■ **Exercise prompt**
Tally the lines below that contain "Purcell". The number is the whole answer.

----- Given data

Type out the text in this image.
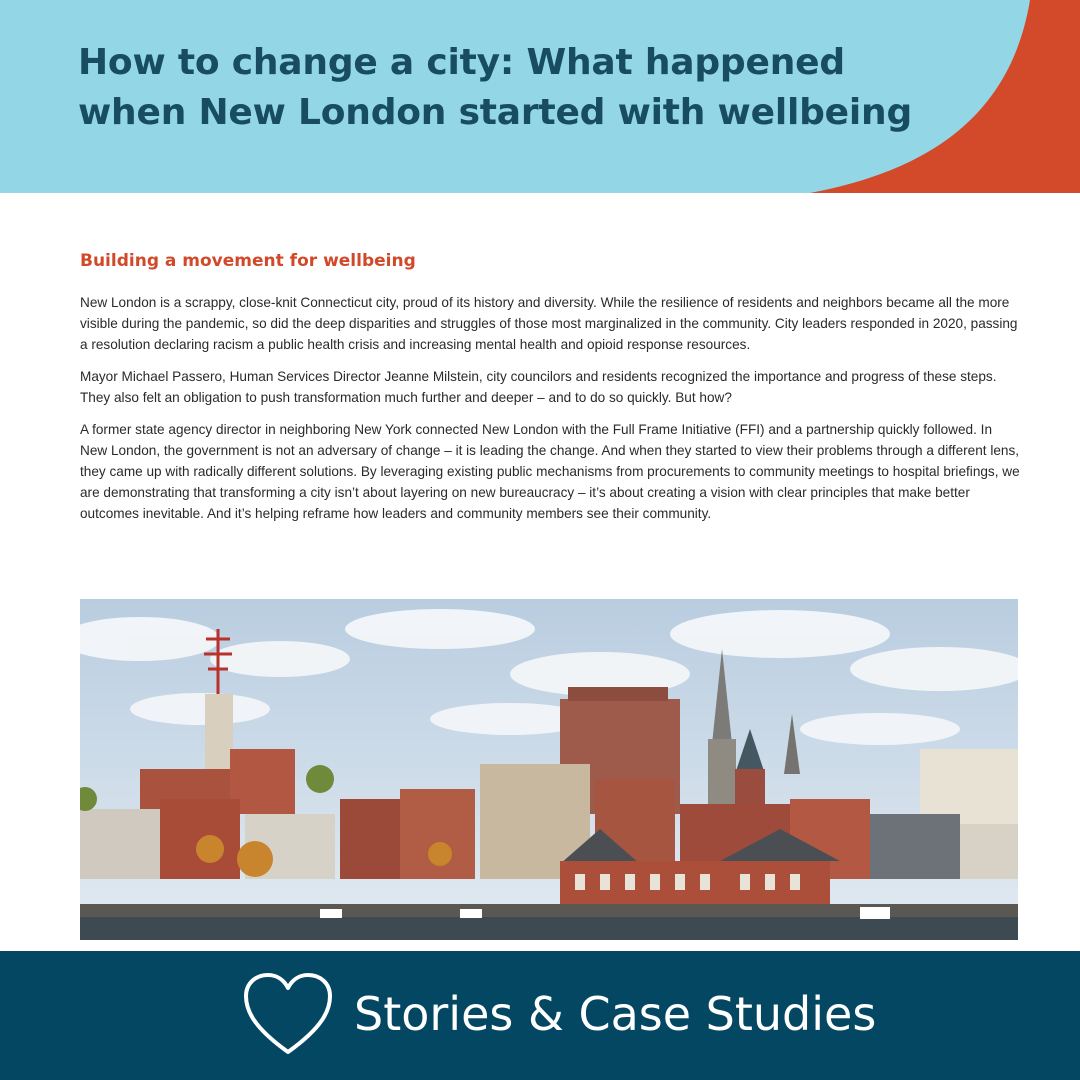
How to change a city: What happened
when New London started with wellbeing
Building a movement for wellbeing

New London is a scrappy, close-knit Connecticut city, proud of its history and diversity. While the resilience of residents and neighbors became all the more visible during the pandemic, so did the deep disparities and struggles of those most marginalized in the community. City leaders responded in 2020, passing a resolution declaring racism a public health crisis and increasing mental health and opioid response resources.

Mayor Michael Passero, Human Services Director Jeanne Milstein, city councilors and residents recognized the importance and progress of these steps. They also felt an obligation to push transformation much further and deeper – and to do so quickly. But how?

A former state agency director in neighboring New York connected New London with the Full Frame Initiative (FFI) and a partnership quickly followed. In New London, the government is not an adversary of change – it is leading the change. And when they started to view their problems through a different lens, they came up with radically different solutions. By leveraging existing public mechanisms from procurements to community meetings to hospital briefings, we are demonstrating that transforming a city isn’t about layering on new bureaucracy – it’s about creating a vision with clear principles that make better outcomes inevitable. And it’s helping reframe how leaders and community members see their community.

Stories & Case Studies
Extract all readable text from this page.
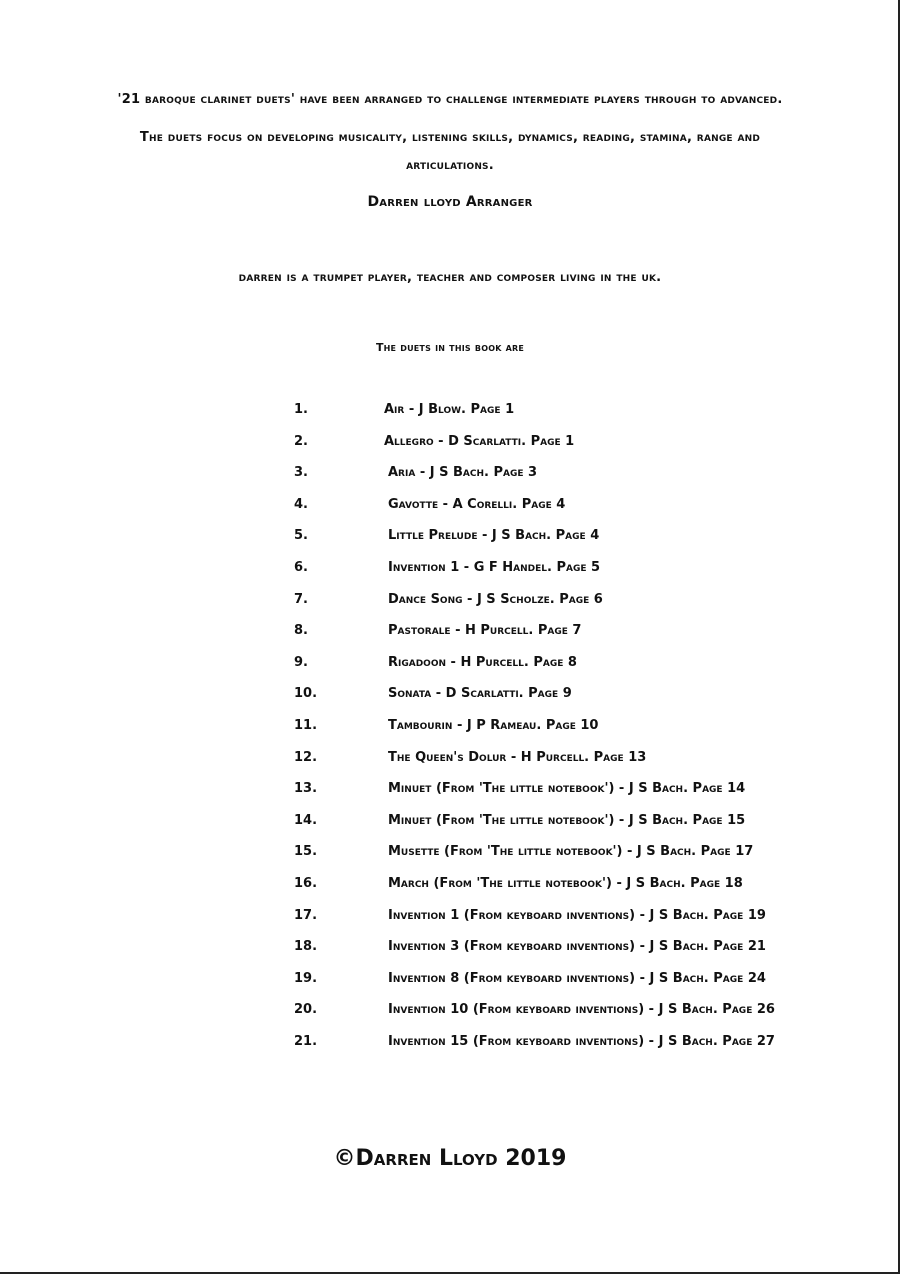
'21 baroque clarinet duets' have been arranged to challenge intermediate players through to advanced.
The duets focus on developing musicality, listening skills, dynamics, reading, stamina, range and
articulations.
Darren lloyd Arranger
darren is a trumpet player, teacher and composer living in the uk.
The duets in this book are
1.	Air - J Blow. Page 1
2.	Allegro - D Scarlatti. Page 1
3.	Aria - J S Bach. Page 3
4.	Gavotte - A Corelli. Page 4
5.	Little Prelude - J S Bach. Page 4
6.	Invention 1 - G F Handel. Page 5
7.	Dance Song - J S Scholze. Page 6
8.	Pastorale - H Purcell. Page 7
9.	Rigadoon - H Purcell. Page 8
10.	Sonata - D Scarlatti. Page 9
11.	Tambourin - J P Rameau. Page 10
12.	The Queen's Dolur - H Purcell. Page 13
13.	Minuet (From 'The little notebook') - J S Bach. Page 14
14.	Minuet (From 'The little notebook') - J S Bach. Page 15
15.	Musette (From 'The little notebook') - J S Bach. Page 17
16.	March (From 'The little notebook') - J S Bach. Page 18
17.	Invention 1 (From keyboard inventions) - J S Bach. Page 19
18.	Invention 3 (From keyboard inventions) - J S Bach. Page 21
19.	Invention 8 (From keyboard inventions) - J S Bach. Page 24
20.	Invention 10 (From keyboard inventions) - J S Bach. Page 26
21.	Invention 15 (From keyboard inventions) - J S Bach. Page 27
©Darren Lloyd 2019
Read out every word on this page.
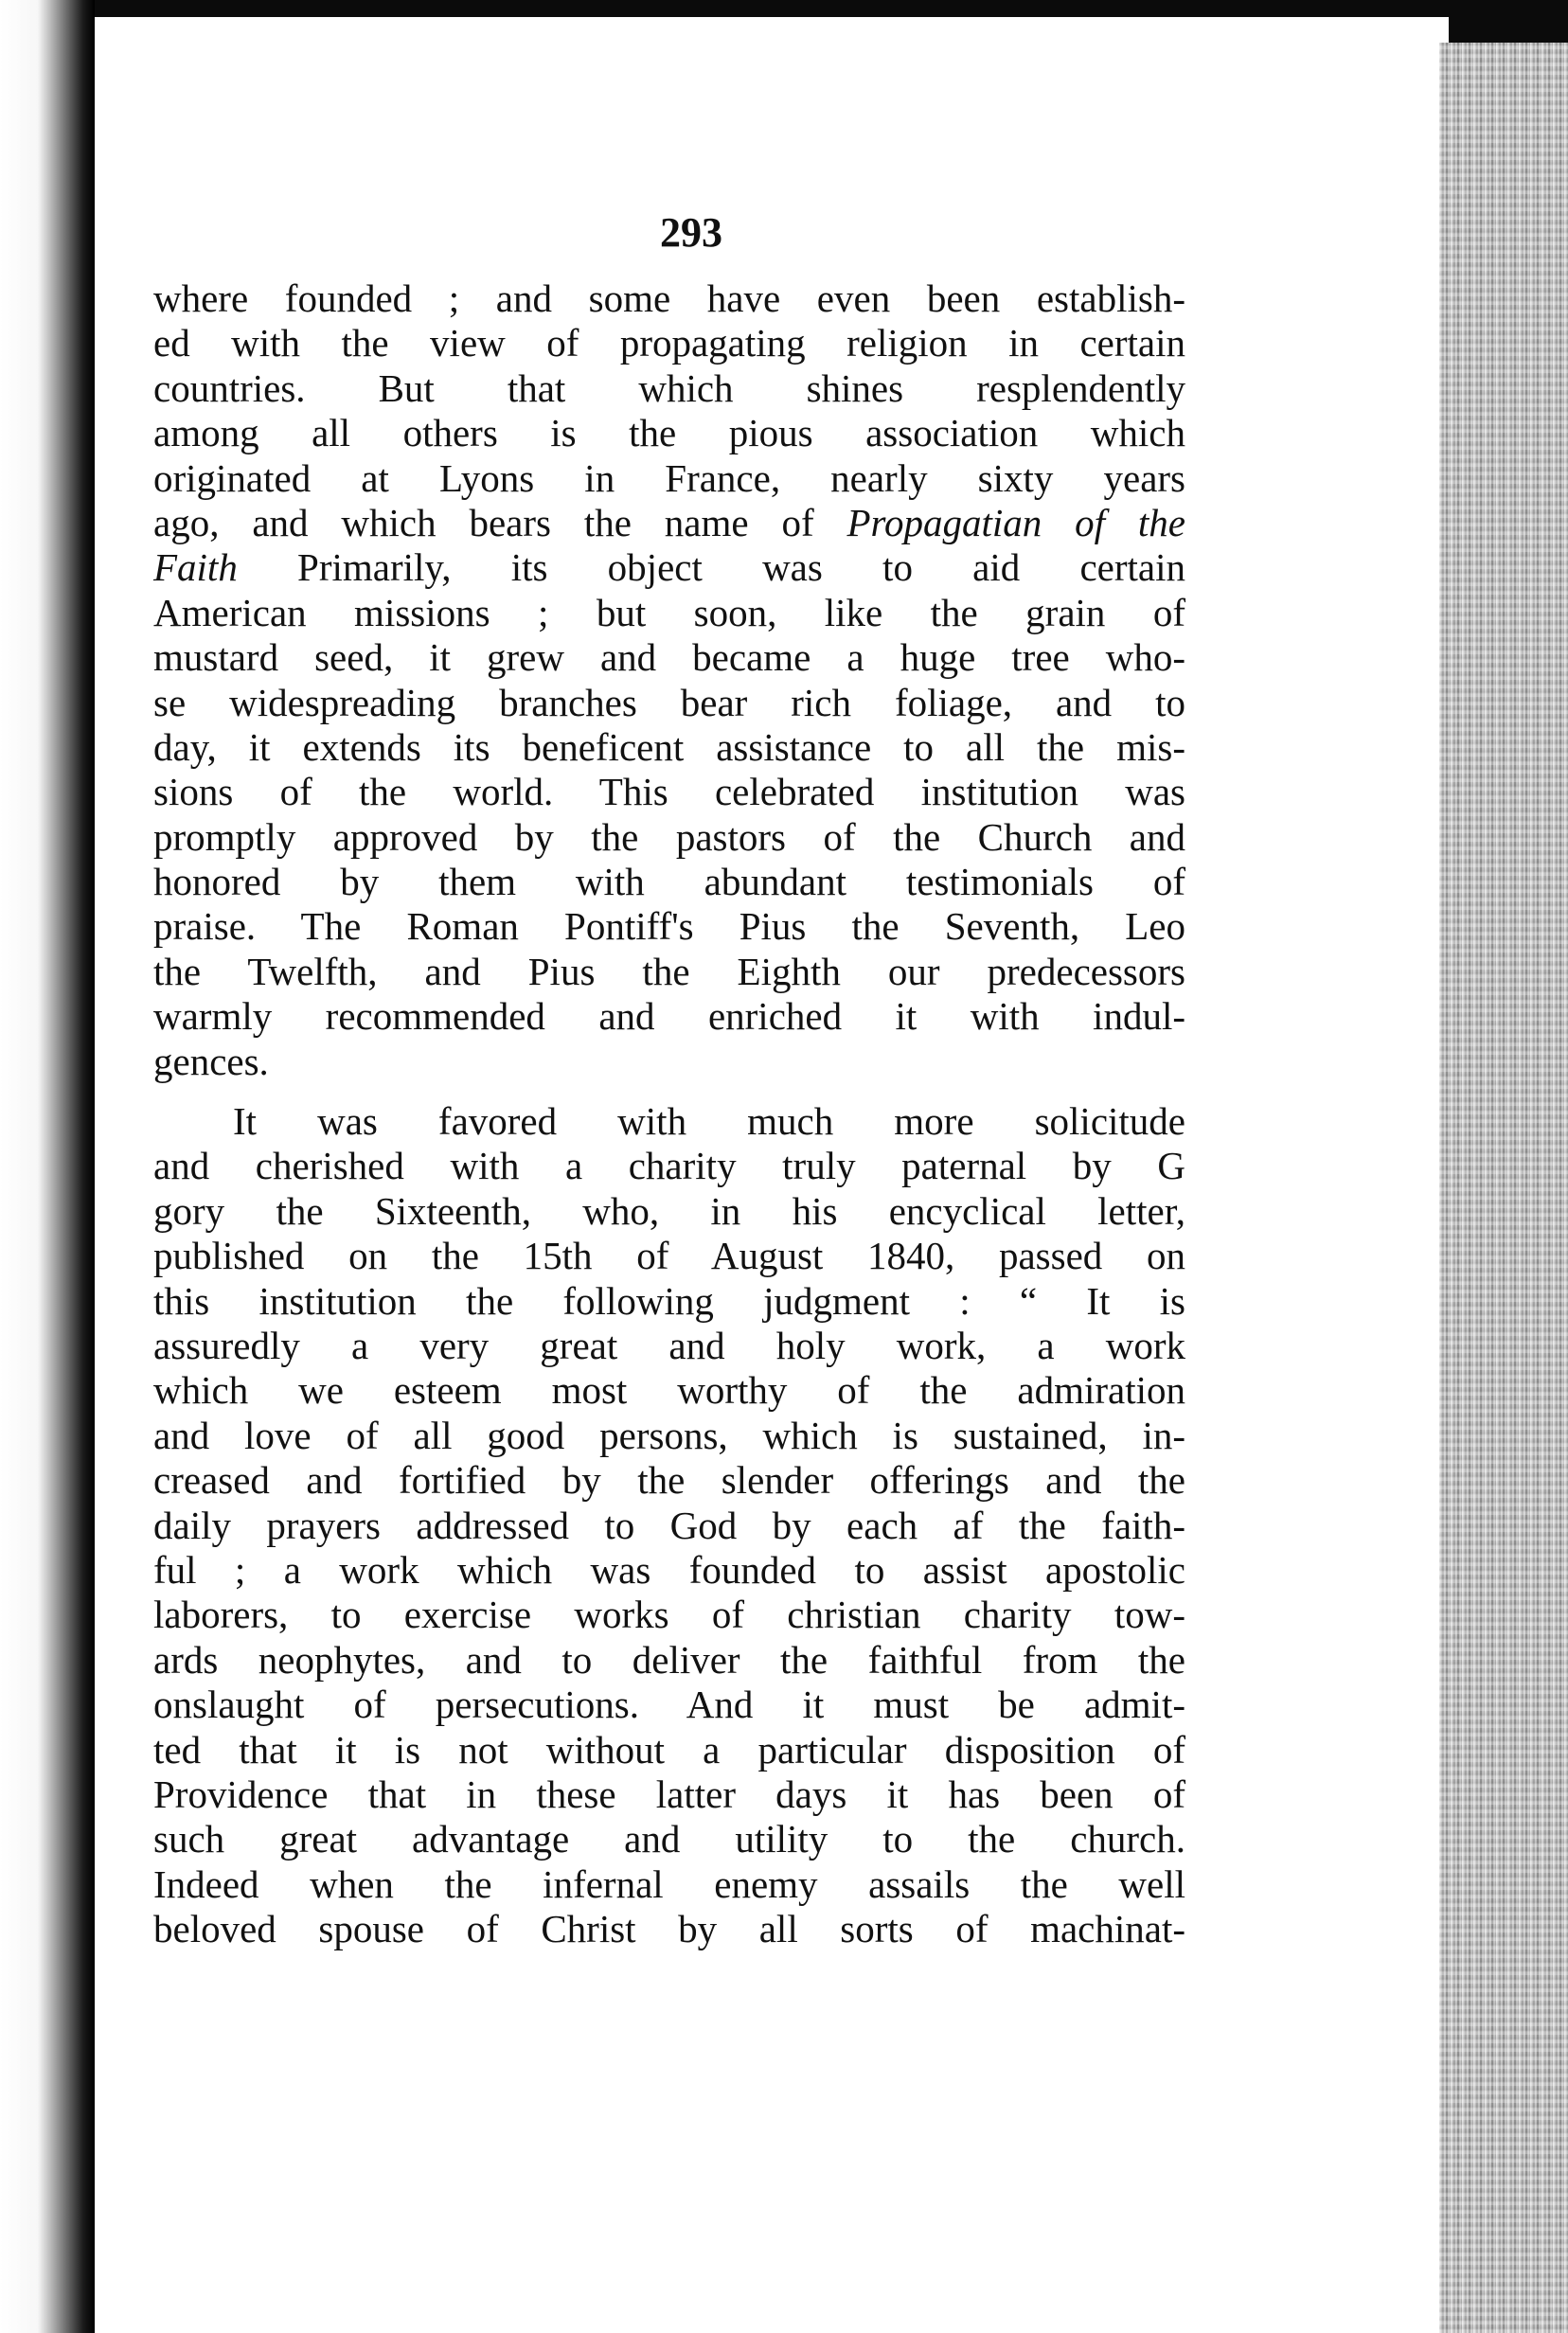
293
where founded ; and some have even been establish-
ed with the view of propagating religion in certain
countries. But that which shines resplendently
among all others is the pious association which
originated at Lyons in France, nearly sixty years
ago, and which bears the name of Propagatian of the
Faith Primarily, its object was to aid certain
American missions ; but soon, like the grain of
mustard seed, it grew and became a huge tree who-
se widespreading branches bear rich foliage, and to
day, it extends its beneficent assistance to all the mis-
sions of the world. This celebrated institution was
promptly approved by the pastors of the Church and
honored by them with abundant testimonials of
praise. The Roman Pontiff's Pius the Seventh, Leo
the Twelfth, and Pius the Eighth our predecessors
warmly recommended and enriched it with indul-
gences.
It was favored with much more solicitude
and cherished with a charity truly paternal by G
gory the Sixteenth, who, in his encyclical letter,
published on the 15th of August 1840, passed on
this institution the following judgment : “ It is
assuredly a very great and holy work, a work
which we esteem most worthy of the admiration
and love of all good persons, which is sustained, in-
creased and fortified by the slender offerings and the
daily prayers addressed to God by each af the faith-
ful ; a work which was founded to assist apostolic
laborers, to exercise works of christian charity tow-
ards neophytes, and to deliver the faithful from the
onslaught of persecutions. And it must be admit-
ted that it is not without a particular disposition of
Providence that in these latter days it has been of
such great advantage and utility to the church.
Indeed when the infernal enemy assails the well
beloved spouse of Christ by all sorts of machinat-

----------

■ **Full response**
3